::: Dataset records

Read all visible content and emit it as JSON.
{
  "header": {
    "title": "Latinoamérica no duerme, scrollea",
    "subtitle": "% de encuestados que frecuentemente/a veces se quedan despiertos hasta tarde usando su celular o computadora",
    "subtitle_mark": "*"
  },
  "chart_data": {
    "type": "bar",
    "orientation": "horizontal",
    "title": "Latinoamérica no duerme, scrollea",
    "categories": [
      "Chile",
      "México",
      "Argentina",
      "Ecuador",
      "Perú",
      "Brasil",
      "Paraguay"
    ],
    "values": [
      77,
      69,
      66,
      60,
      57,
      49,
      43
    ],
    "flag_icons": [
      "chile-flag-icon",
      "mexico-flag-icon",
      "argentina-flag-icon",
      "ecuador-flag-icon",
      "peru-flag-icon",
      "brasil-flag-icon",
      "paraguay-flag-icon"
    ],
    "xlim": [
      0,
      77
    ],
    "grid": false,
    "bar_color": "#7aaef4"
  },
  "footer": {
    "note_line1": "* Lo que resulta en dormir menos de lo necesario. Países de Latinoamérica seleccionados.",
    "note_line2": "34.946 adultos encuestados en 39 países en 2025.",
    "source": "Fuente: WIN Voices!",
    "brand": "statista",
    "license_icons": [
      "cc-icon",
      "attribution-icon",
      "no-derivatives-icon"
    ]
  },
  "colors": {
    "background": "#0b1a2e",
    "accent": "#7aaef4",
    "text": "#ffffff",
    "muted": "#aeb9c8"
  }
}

::::::

#### Work required:
Please copy out each record, character for character.

#### The output:
Read all visible content and emit it as JSON.
{
  "header": {
    "title": "Latinoamérica no duerme, scrollea",
    "subtitle": "% de encuestados que frecuentemente/a veces se quedan despiertos hasta tarde usando su celular o computadora",
    "subtitle_mark": "*"
  },
  "chart_data": {
    "type": "bar",
    "orientation": "horizontal",
    "title": "Latinoamérica no duerme, scrollea",
    "categories": [
      "Chile",
      "México",
      "Argentina",
      "Ecuador",
      "Perú",
      "Brasil",
      "Paraguay"
    ],
    "values": [
      77,
      69,
      66,
      60,
      57,
      49,
      43
    ],
    "flag_icons": [
      "chile-flag-icon",
      "mexico-flag-icon",
      "argentina-flag-icon",
      "ecuador-flag-icon",
      "peru-flag-icon",
      "brasil-flag-icon",
      "paraguay-flag-icon"
    ],
    "xlim": [
      0,
      77
    ],
    "grid": false,
    "bar_color": "#7aaef4"
  },
  "footer": {
    "note_line1": "* Lo que resulta en dormir menos de lo necesario. Países de Latinoamérica seleccionados.",
    "note_line2": "34.946 adultos encuestados en 39 países en 2025.",
    "source": "Fuente: WIN Voices!",
    "brand": "statista",
    "license_icons": [
      "cc-icon",
      "attribution-icon",
      "no-derivatives-icon"
    ]
  },
  "colors": {
    "background": "#0b1a2e",
    "accent": "#7aaef4",
    "text": "#ffffff",
    "muted": "#aeb9c8"
  }
}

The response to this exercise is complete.